Report all lines from the entries below in which "Increased" appears.

:::

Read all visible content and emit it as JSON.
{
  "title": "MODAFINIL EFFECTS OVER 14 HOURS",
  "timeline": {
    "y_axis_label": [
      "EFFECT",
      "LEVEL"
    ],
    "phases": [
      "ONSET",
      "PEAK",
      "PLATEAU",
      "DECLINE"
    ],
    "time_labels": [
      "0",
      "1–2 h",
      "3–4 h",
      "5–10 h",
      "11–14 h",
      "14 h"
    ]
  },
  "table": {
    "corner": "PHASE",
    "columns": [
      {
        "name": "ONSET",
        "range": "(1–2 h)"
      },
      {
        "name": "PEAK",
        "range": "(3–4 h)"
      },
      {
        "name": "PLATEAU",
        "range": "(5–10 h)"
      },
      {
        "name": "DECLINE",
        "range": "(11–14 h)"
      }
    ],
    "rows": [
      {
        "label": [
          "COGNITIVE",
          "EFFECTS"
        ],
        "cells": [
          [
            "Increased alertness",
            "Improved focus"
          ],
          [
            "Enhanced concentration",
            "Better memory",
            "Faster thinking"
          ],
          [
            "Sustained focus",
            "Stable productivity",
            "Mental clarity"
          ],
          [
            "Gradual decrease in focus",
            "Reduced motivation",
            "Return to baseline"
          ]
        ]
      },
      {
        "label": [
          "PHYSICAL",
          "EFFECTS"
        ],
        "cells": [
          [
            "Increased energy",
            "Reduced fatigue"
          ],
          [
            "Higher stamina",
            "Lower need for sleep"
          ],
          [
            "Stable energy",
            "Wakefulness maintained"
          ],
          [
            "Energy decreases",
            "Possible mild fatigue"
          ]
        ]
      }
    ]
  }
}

:::

Solution for this task:
            "Increased alertness",
            "Increased energy",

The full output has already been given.